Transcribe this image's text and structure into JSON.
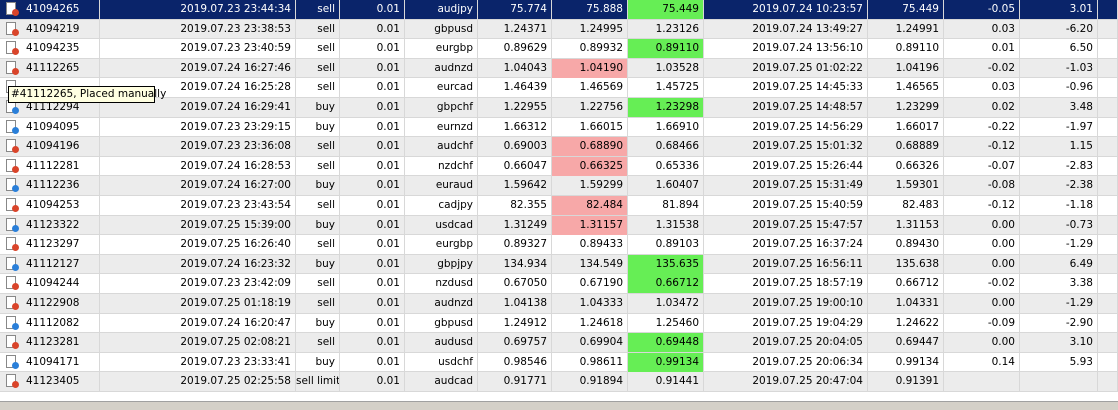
{
  "table": {
    "selected_row": 0,
    "selected_color": "#0a246a",
    "stripe_color": "#ececec",
    "highlight_colors": {
      "green": "#66ee55",
      "pink": "#f7a8a8"
    },
    "highlights": [
      {
        "row": 0,
        "col": 7,
        "color": "green"
      },
      {
        "row": 2,
        "col": 7,
        "color": "green"
      },
      {
        "row": 3,
        "col": 6,
        "color": "pink"
      },
      {
        "row": 5,
        "col": 7,
        "color": "green"
      },
      {
        "row": 7,
        "col": 6,
        "color": "pink"
      },
      {
        "row": 8,
        "col": 6,
        "color": "pink"
      },
      {
        "row": 10,
        "col": 6,
        "color": "pink"
      },
      {
        "row": 11,
        "col": 6,
        "color": "pink"
      },
      {
        "row": 13,
        "col": 7,
        "color": "green"
      },
      {
        "row": 14,
        "col": 7,
        "color": "green"
      },
      {
        "row": 17,
        "col": 7,
        "color": "green"
      },
      {
        "row": 18,
        "col": 7,
        "color": "green"
      }
    ],
    "rows": [
      {
        "icon": "#d9442a",
        "cells": [
          "41094265",
          "2019.07.23 23:44:34",
          "sell",
          "0.01",
          "audjpy",
          "75.774",
          "75.888",
          "75.449",
          "2019.07.24 10:23:57",
          "75.449",
          "-0.05",
          "3.01"
        ]
      },
      {
        "icon": "#d9442a",
        "cells": [
          "41094219",
          "2019.07.23 23:38:53",
          "sell",
          "0.01",
          "gbpusd",
          "1.24371",
          "1.24995",
          "1.23126",
          "2019.07.24 13:49:27",
          "1.24991",
          "0.03",
          "-6.20"
        ]
      },
      {
        "icon": "#d9442a",
        "cells": [
          "41094235",
          "2019.07.23 23:40:59",
          "sell",
          "0.01",
          "eurgbp",
          "0.89629",
          "0.89932",
          "0.89110",
          "2019.07.24 13:56:10",
          "0.89110",
          "0.01",
          "6.50"
        ]
      },
      {
        "icon": "#d9442a",
        "cells": [
          "41112265",
          "2019.07.24 16:27:46",
          "sell",
          "0.01",
          "audnzd",
          "1.04043",
          "1.04190",
          "1.03528",
          "2019.07.25 01:02:22",
          "1.04196",
          "-0.02",
          "-1.03"
        ]
      },
      {
        "icon": "#d9442a",
        "cells": [
          null,
          "2019.07.24 16:25:28",
          "sell",
          "0.01",
          "eurcad",
          "1.46439",
          "1.46569",
          "1.45725",
          "2019.07.25 14:45:33",
          "1.46565",
          "0.03",
          "-0.96"
        ]
      },
      {
        "icon": "#2a7fd9",
        "cells": [
          "41112294",
          "2019.07.24 16:29:41",
          "buy",
          "0.01",
          "gbpchf",
          "1.22955",
          "1.22756",
          "1.23298",
          "2019.07.25 14:48:57",
          "1.23299",
          "0.02",
          "3.48"
        ]
      },
      {
        "icon": "#2a7fd9",
        "cells": [
          "41094095",
          "2019.07.23 23:29:15",
          "buy",
          "0.01",
          "eurnzd",
          "1.66312",
          "1.66015",
          "1.66910",
          "2019.07.25 14:56:29",
          "1.66017",
          "-0.22",
          "-1.97"
        ]
      },
      {
        "icon": "#d9442a",
        "cells": [
          "41094196",
          "2019.07.23 23:36:08",
          "sell",
          "0.01",
          "audchf",
          "0.69003",
          "0.68890",
          "0.68466",
          "2019.07.25 15:01:32",
          "0.68889",
          "-0.12",
          "1.15"
        ]
      },
      {
        "icon": "#d9442a",
        "cells": [
          "41112281",
          "2019.07.24 16:28:53",
          "sell",
          "0.01",
          "nzdchf",
          "0.66047",
          "0.66325",
          "0.65336",
          "2019.07.25 15:26:44",
          "0.66326",
          "-0.07",
          "-2.83"
        ]
      },
      {
        "icon": "#2a7fd9",
        "cells": [
          "41112236",
          "2019.07.24 16:27:00",
          "buy",
          "0.01",
          "euraud",
          "1.59642",
          "1.59299",
          "1.60407",
          "2019.07.25 15:31:49",
          "1.59301",
          "-0.08",
          "-2.38"
        ]
      },
      {
        "icon": "#d9442a",
        "cells": [
          "41094253",
          "2019.07.23 23:43:54",
          "sell",
          "0.01",
          "cadjpy",
          "82.355",
          "82.484",
          "81.894",
          "2019.07.25 15:40:59",
          "82.483",
          "-0.12",
          "-1.18"
        ]
      },
      {
        "icon": "#2a7fd9",
        "cells": [
          "41123322",
          "2019.07.25 15:39:00",
          "buy",
          "0.01",
          "usdcad",
          "1.31249",
          "1.31157",
          "1.31538",
          "2019.07.25 15:47:57",
          "1.31153",
          "0.00",
          "-0.73"
        ]
      },
      {
        "icon": "#d9442a",
        "cells": [
          "41123297",
          "2019.07.25 16:26:40",
          "sell",
          "0.01",
          "eurgbp",
          "0.89327",
          "0.89433",
          "0.89103",
          "2019.07.25 16:37:24",
          "0.89430",
          "0.00",
          "-1.29"
        ]
      },
      {
        "icon": "#2a7fd9",
        "cells": [
          "41112127",
          "2019.07.24 16:23:32",
          "buy",
          "0.01",
          "gbpjpy",
          "134.934",
          "134.549",
          "135.635",
          "2019.07.25 16:56:11",
          "135.638",
          "0.00",
          "6.49"
        ]
      },
      {
        "icon": "#d9442a",
        "cells": [
          "41094244",
          "2019.07.23 23:42:09",
          "sell",
          "0.01",
          "nzdusd",
          "0.67050",
          "0.67190",
          "0.66712",
          "2019.07.25 18:57:19",
          "0.66712",
          "-0.02",
          "3.38"
        ]
      },
      {
        "icon": "#d9442a",
        "cells": [
          "41122908",
          "2019.07.25 01:18:19",
          "sell",
          "0.01",
          "audnzd",
          "1.04138",
          "1.04333",
          "1.03472",
          "2019.07.25 19:00:10",
          "1.04331",
          "0.00",
          "-1.29"
        ]
      },
      {
        "icon": "#2a7fd9",
        "cells": [
          "41112082",
          "2019.07.24 16:20:47",
          "buy",
          "0.01",
          "gbpusd",
          "1.24912",
          "1.24618",
          "1.25460",
          "2019.07.25 19:04:29",
          "1.24622",
          "-0.09",
          "-2.90"
        ]
      },
      {
        "icon": "#d9442a",
        "cells": [
          "41123281",
          "2019.07.25 02:08:21",
          "sell",
          "0.01",
          "audusd",
          "0.69757",
          "0.69904",
          "0.69448",
          "2019.07.25 20:04:05",
          "0.69447",
          "0.00",
          "3.10"
        ]
      },
      {
        "icon": "#2a7fd9",
        "cells": [
          "41094171",
          "2019.07.23 23:33:41",
          "buy",
          "0.01",
          "usdchf",
          "0.98546",
          "0.98611",
          "0.99134",
          "2019.07.25 20:06:34",
          "0.99134",
          "0.14",
          "5.93"
        ]
      },
      {
        "icon": "#d9442a",
        "cells": [
          "41123405",
          "2019.07.25 02:25:58",
          "sell limit",
          "0.01",
          "audcad",
          "0.91771",
          "0.91894",
          "0.91441",
          "2019.07.25 20:47:04",
          "0.91391",
          null,
          null
        ]
      }
    ]
  },
  "tooltip": "#41112265, Placed manually"
}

========

## GOAL
Each line of the material must be retyped exactly, except that images are omitted.

## EXERCISE RESULT
Transcribe this image's text and structure into JSON.
{
  "table": {
    "selected_row": 0,
    "selected_color": "#0a246a",
    "stripe_color": "#ececec",
    "highlight_colors": {
      "green": "#66ee55",
      "pink": "#f7a8a8"
    },
    "highlights": [
      {
        "row": 0,
        "col": 7,
        "color": "green"
      },
      {
        "row": 2,
        "col": 7,
        "color": "green"
      },
      {
        "row": 3,
        "col": 6,
        "color": "pink"
      },
      {
        "row": 5,
        "col": 7,
        "color": "green"
      },
      {
        "row": 7,
        "col": 6,
        "color": "pink"
      },
      {
        "row": 8,
        "col": 6,
        "color": "pink"
      },
      {
        "row": 10,
        "col": 6,
        "color": "pink"
      },
      {
        "row": 11,
        "col": 6,
        "color": "pink"
      },
      {
        "row": 13,
        "col": 7,
        "color": "green"
      },
      {
        "row": 14,
        "col": 7,
        "color": "green"
      },
      {
        "row": 17,
        "col": 7,
        "color": "green"
      },
      {
        "row": 18,
        "col": 7,
        "color": "green"
      }
    ],
    "rows": [
      {
        "icon": "#d9442a",
        "cells": [
          "41094265",
          "2019.07.23 23:44:34",
          "sell",
          "0.01",
          "audjpy",
          "75.774",
          "75.888",
          "75.449",
          "2019.07.24 10:23:57",
          "75.449",
          "-0.05",
          "3.01"
        ]
      },
      {
        "icon": "#d9442a",
        "cells": [
          "41094219",
          "2019.07.23 23:38:53",
          "sell",
          "0.01",
          "gbpusd",
          "1.24371",
          "1.24995",
          "1.23126",
          "2019.07.24 13:49:27",
          "1.24991",
          "0.03",
          "-6.20"
        ]
      },
      {
        "icon": "#d9442a",
        "cells": [
          "41094235",
          "2019.07.23 23:40:59",
          "sell",
          "0.01",
          "eurgbp",
          "0.89629",
          "0.89932",
          "0.89110",
          "2019.07.24 13:56:10",
          "0.89110",
          "0.01",
          "6.50"
        ]
      },
      {
        "icon": "#d9442a",
        "cells": [
          "41112265",
          "2019.07.24 16:27:46",
          "sell",
          "0.01",
          "audnzd",
          "1.04043",
          "1.04190",
          "1.03528",
          "2019.07.25 01:02:22",
          "1.04196",
          "-0.02",
          "-1.03"
        ]
      },
      {
        "icon": "#d9442a",
        "cells": [
          null,
          "2019.07.24 16:25:28",
          "sell",
          "0.01",
          "eurcad",
          "1.46439",
          "1.46569",
          "1.45725",
          "2019.07.25 14:45:33",
          "1.46565",
          "0.03",
          "-0.96"
        ]
      },
      {
        "icon": "#2a7fd9",
        "cells": [
          "41112294",
          "2019.07.24 16:29:41",
          "buy",
          "0.01",
          "gbpchf",
          "1.22955",
          "1.22756",
          "1.23298",
          "2019.07.25 14:48:57",
          "1.23299",
          "0.02",
          "3.48"
        ]
      },
      {
        "icon": "#2a7fd9",
        "cells": [
          "41094095",
          "2019.07.23 23:29:15",
          "buy",
          "0.01",
          "eurnzd",
          "1.66312",
          "1.66015",
          "1.66910",
          "2019.07.25 14:56:29",
          "1.66017",
          "-0.22",
          "-1.97"
        ]
      },
      {
        "icon": "#d9442a",
        "cells": [
          "41094196",
          "2019.07.23 23:36:08",
          "sell",
          "0.01",
          "audchf",
          "0.69003",
          "0.68890",
          "0.68466",
          "2019.07.25 15:01:32",
          "0.68889",
          "-0.12",
          "1.15"
        ]
      },
      {
        "icon": "#d9442a",
        "cells": [
          "41112281",
          "2019.07.24 16:28:53",
          "sell",
          "0.01",
          "nzdchf",
          "0.66047",
          "0.66325",
          "0.65336",
          "2019.07.25 15:26:44",
          "0.66326",
          "-0.07",
          "-2.83"
        ]
      },
      {
        "icon": "#2a7fd9",
        "cells": [
          "41112236",
          "2019.07.24 16:27:00",
          "buy",
          "0.01",
          "euraud",
          "1.59642",
          "1.59299",
          "1.60407",
          "2019.07.25 15:31:49",
          "1.59301",
          "-0.08",
          "-2.38"
        ]
      },
      {
        "icon": "#d9442a",
        "cells": [
          "41094253",
          "2019.07.23 23:43:54",
          "sell",
          "0.01",
          "cadjpy",
          "82.355",
          "82.484",
          "81.894",
          "2019.07.25 15:40:59",
          "82.483",
          "-0.12",
          "-1.18"
        ]
      },
      {
        "icon": "#2a7fd9",
        "cells": [
          "41123322",
          "2019.07.25 15:39:00",
          "buy",
          "0.01",
          "usdcad",
          "1.31249",
          "1.31157",
          "1.31538",
          "2019.07.25 15:47:57",
          "1.31153",
          "0.00",
          "-0.73"
        ]
      },
      {
        "icon": "#d9442a",
        "cells": [
          "41123297",
          "2019.07.25 16:26:40",
          "sell",
          "0.01",
          "eurgbp",
          "0.89327",
          "0.89433",
          "0.89103",
          "2019.07.25 16:37:24",
          "0.89430",
          "0.00",
          "-1.29"
        ]
      },
      {
        "icon": "#2a7fd9",
        "cells": [
          "41112127",
          "2019.07.24 16:23:32",
          "buy",
          "0.01",
          "gbpjpy",
          "134.934",
          "134.549",
          "135.635",
          "2019.07.25 16:56:11",
          "135.638",
          "0.00",
          "6.49"
        ]
      },
      {
        "icon": "#d9442a",
        "cells": [
          "41094244",
          "2019.07.23 23:42:09",
          "sell",
          "0.01",
          "nzdusd",
          "0.67050",
          "0.67190",
          "0.66712",
          "2019.07.25 18:57:19",
          "0.66712",
          "-0.02",
          "3.38"
        ]
      },
      {
        "icon": "#d9442a",
        "cells": [
          "41122908",
          "2019.07.25 01:18:19",
          "sell",
          "0.01",
          "audnzd",
          "1.04138",
          "1.04333",
          "1.03472",
          "2019.07.25 19:00:10",
          "1.04331",
          "0.00",
          "-1.29"
        ]
      },
      {
        "icon": "#2a7fd9",
        "cells": [
          "41112082",
          "2019.07.24 16:20:47",
          "buy",
          "0.01",
          "gbpusd",
          "1.24912",
          "1.24618",
          "1.25460",
          "2019.07.25 19:04:29",
          "1.24622",
          "-0.09",
          "-2.90"
        ]
      },
      {
        "icon": "#d9442a",
        "cells": [
          "41123281",
          "2019.07.25 02:08:21",
          "sell",
          "0.01",
          "audusd",
          "0.69757",
          "0.69904",
          "0.69448",
          "2019.07.25 20:04:05",
          "0.69447",
          "0.00",
          "3.10"
        ]
      },
      {
        "icon": "#2a7fd9",
        "cells": [
          "41094171",
          "2019.07.23 23:33:41",
          "buy",
          "0.01",
          "usdchf",
          "0.98546",
          "0.98611",
          "0.99134",
          "2019.07.25 20:06:34",
          "0.99134",
          "0.14",
          "5.93"
        ]
      },
      {
        "icon": "#d9442a",
        "cells": [
          "41123405",
          "2019.07.25 02:25:58",
          "sell limit",
          "0.01",
          "audcad",
          "0.91771",
          "0.91894",
          "0.91441",
          "2019.07.25 20:47:04",
          "0.91391",
          null,
          null
        ]
      }
    ]
  },
  "tooltip": "#41112265, Placed manually"
}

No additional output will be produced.